#### Dataset extract
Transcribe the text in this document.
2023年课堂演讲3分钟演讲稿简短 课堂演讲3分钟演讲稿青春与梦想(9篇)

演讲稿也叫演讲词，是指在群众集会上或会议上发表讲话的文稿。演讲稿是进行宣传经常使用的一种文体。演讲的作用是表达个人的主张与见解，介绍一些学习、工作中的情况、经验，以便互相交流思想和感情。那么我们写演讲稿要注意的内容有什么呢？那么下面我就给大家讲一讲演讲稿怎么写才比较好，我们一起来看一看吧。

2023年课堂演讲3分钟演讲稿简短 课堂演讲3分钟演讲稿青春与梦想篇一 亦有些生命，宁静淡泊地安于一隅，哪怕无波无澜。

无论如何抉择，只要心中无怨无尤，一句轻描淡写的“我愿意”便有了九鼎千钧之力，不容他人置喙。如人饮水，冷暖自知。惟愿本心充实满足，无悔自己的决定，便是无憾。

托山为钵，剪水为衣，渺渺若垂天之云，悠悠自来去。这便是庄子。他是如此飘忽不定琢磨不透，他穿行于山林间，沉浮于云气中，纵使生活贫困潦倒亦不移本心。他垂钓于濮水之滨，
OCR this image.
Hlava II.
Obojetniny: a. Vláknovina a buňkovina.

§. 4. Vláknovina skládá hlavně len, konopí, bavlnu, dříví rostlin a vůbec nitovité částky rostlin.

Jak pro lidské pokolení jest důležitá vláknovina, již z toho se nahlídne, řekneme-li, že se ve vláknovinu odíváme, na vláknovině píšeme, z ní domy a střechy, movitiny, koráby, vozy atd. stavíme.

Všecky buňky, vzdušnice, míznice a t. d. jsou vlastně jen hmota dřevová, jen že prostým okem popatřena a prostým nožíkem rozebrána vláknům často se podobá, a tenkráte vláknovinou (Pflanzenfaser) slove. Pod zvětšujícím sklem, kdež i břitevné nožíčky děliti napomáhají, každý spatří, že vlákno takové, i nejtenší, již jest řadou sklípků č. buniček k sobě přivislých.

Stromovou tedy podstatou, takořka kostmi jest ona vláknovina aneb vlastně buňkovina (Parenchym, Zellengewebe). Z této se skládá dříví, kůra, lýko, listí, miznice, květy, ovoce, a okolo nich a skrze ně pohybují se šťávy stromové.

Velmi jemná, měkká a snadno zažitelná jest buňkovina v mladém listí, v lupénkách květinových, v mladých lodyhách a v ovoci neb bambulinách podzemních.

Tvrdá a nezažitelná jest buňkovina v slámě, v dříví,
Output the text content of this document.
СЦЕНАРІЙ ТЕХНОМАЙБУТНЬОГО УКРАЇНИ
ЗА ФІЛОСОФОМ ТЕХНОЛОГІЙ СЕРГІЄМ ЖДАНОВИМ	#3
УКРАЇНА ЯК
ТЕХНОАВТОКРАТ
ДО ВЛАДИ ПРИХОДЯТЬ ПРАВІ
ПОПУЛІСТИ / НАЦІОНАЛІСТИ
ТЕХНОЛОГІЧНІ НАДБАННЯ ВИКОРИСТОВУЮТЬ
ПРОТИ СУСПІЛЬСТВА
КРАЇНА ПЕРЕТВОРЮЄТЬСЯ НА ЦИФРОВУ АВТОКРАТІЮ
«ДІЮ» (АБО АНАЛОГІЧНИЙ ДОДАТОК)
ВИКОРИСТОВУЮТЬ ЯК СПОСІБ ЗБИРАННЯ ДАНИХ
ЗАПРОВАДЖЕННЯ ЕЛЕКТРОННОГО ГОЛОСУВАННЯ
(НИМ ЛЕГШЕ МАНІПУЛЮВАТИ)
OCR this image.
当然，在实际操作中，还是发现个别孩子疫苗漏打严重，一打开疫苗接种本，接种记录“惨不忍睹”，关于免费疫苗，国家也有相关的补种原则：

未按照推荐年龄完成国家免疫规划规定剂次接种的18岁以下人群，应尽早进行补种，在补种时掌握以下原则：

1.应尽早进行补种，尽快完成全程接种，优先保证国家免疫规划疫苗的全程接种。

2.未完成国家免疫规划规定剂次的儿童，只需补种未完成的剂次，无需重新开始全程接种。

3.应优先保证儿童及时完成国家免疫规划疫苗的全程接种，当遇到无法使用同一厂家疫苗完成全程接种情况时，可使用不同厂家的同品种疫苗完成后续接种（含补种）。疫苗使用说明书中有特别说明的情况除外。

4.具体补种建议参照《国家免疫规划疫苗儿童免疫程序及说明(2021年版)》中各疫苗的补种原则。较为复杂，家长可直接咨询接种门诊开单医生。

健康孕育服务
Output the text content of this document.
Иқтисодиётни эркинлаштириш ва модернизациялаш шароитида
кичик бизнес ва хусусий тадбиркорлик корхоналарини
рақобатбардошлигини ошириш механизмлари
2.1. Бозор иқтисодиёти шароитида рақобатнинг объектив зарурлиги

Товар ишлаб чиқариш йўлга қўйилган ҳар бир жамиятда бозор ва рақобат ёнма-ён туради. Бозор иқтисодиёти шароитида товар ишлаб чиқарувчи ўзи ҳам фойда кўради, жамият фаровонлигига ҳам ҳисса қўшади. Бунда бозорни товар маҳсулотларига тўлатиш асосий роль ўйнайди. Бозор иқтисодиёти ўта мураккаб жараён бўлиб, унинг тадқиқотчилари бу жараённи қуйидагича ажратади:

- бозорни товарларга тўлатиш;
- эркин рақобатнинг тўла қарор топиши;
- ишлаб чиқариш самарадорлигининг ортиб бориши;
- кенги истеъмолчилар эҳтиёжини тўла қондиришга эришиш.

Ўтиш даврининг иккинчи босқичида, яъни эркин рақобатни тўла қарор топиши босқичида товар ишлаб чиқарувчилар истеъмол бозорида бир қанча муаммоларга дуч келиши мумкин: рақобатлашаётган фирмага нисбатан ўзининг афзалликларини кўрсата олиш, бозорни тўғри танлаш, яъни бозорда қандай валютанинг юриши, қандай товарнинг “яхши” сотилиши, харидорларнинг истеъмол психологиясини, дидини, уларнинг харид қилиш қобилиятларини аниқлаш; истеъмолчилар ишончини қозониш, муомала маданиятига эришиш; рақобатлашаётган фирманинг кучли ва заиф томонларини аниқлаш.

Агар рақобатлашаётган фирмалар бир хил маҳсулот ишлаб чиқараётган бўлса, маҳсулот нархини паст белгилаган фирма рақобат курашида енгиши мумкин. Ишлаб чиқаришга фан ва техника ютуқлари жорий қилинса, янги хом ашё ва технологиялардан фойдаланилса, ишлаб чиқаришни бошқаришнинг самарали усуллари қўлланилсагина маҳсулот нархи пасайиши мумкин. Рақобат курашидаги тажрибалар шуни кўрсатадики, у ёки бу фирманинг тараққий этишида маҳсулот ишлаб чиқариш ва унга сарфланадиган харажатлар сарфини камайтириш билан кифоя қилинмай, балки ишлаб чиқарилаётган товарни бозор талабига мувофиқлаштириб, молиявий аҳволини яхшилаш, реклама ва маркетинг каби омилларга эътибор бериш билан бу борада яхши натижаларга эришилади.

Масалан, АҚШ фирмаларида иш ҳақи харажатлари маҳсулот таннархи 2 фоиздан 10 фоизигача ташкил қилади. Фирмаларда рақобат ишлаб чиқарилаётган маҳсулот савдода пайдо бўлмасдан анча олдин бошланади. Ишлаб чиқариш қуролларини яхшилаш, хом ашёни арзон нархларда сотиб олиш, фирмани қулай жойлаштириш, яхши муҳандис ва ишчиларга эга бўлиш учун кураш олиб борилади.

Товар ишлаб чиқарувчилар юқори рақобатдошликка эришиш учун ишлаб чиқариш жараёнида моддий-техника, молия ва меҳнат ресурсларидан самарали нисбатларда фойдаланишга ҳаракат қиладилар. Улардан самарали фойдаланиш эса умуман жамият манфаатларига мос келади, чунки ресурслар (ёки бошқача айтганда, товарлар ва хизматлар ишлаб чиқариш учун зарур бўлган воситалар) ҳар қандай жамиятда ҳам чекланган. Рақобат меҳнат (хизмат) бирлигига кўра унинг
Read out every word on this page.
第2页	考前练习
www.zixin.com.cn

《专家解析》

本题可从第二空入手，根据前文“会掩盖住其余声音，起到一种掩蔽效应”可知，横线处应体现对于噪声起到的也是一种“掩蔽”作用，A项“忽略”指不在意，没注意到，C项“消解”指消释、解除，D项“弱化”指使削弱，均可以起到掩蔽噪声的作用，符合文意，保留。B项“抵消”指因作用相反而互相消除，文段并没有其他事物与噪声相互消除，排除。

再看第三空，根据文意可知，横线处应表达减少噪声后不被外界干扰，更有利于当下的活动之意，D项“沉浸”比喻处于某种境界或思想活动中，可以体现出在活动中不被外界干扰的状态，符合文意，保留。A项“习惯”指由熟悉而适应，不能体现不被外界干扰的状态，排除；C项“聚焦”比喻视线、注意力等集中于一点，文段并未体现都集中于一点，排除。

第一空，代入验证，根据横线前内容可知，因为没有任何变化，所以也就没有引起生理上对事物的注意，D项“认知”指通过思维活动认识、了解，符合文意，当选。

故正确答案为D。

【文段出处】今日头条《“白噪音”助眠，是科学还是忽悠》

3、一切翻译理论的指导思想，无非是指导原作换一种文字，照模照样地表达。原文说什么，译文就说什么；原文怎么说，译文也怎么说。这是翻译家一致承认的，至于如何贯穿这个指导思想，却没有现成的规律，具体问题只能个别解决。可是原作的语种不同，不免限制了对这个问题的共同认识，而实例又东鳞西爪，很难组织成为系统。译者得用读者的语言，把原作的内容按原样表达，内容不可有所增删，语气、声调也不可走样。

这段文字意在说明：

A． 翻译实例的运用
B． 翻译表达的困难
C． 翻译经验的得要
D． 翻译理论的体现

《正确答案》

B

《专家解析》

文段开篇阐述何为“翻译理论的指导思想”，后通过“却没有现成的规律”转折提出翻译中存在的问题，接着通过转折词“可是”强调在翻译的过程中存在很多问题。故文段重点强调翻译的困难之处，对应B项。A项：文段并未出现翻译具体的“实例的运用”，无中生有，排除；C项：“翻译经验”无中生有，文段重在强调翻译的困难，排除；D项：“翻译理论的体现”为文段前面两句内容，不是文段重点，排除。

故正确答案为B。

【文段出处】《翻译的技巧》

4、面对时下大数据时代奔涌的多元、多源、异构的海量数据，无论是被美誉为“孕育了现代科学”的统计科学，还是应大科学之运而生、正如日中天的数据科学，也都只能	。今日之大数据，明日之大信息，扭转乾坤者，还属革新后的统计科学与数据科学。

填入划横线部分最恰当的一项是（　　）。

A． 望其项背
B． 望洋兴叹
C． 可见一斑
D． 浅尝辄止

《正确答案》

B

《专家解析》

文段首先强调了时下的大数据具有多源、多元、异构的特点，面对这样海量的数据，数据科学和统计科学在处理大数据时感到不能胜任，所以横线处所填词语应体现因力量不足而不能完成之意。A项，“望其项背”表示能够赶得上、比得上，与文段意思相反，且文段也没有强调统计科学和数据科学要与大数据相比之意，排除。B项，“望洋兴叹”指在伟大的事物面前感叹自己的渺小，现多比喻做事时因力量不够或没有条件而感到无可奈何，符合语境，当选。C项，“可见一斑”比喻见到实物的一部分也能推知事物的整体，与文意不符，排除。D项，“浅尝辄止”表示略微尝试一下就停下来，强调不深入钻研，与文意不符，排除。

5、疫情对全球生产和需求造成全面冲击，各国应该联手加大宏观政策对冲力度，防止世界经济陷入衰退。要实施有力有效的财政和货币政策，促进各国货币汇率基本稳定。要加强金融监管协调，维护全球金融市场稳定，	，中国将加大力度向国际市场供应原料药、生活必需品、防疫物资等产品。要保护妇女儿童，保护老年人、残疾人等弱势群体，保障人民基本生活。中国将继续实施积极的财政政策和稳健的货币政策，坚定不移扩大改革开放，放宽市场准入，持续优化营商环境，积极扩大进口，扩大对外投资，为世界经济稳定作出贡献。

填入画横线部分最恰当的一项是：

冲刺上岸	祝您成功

#### Do this
Where a line of the entries contains the word "учун", copy that line.

#### Task answer
Масалан, АҚШ фирмаларида иш ҳақи харажатлари маҳсулот таннархи 2 фоиздан 10 фоизигача ташкил қилади. Фирмаларда рақобат ишлаб чиқарилаётган маҳсулот савдода пайдо бўлмасдан анча олдин бошланади. Ишлаб чиқариш қуролларини яхшилаш, хом ашёни арзон нархларда сотиб олиш, фирмани қулай жойлаштириш, яхши муҳандис ва ишчиларга эга бўлиш учун кураш олиб борилади.
Товар ишлаб чиқарувчилар юқори рақобатдошликка эришиш учун ишлаб чиқариш жараёнида моддий-техника, молия ва меҳнат ресурсларидан самарали нисбатларда фойдаланишга ҳаракат қиладилар. Улардан самарали фойдаланиш эса умуман жамият манфаатларига мос келади, чунки ресурслар (ёки бошқача айтганда, товарлар ва хизматлар ишлаб чиқариш учун зарур бўлган воситалар) ҳар қандай жамиятда ҳам чекланган. Рақобат меҳнат (хизмат) бирлигига кўра унинг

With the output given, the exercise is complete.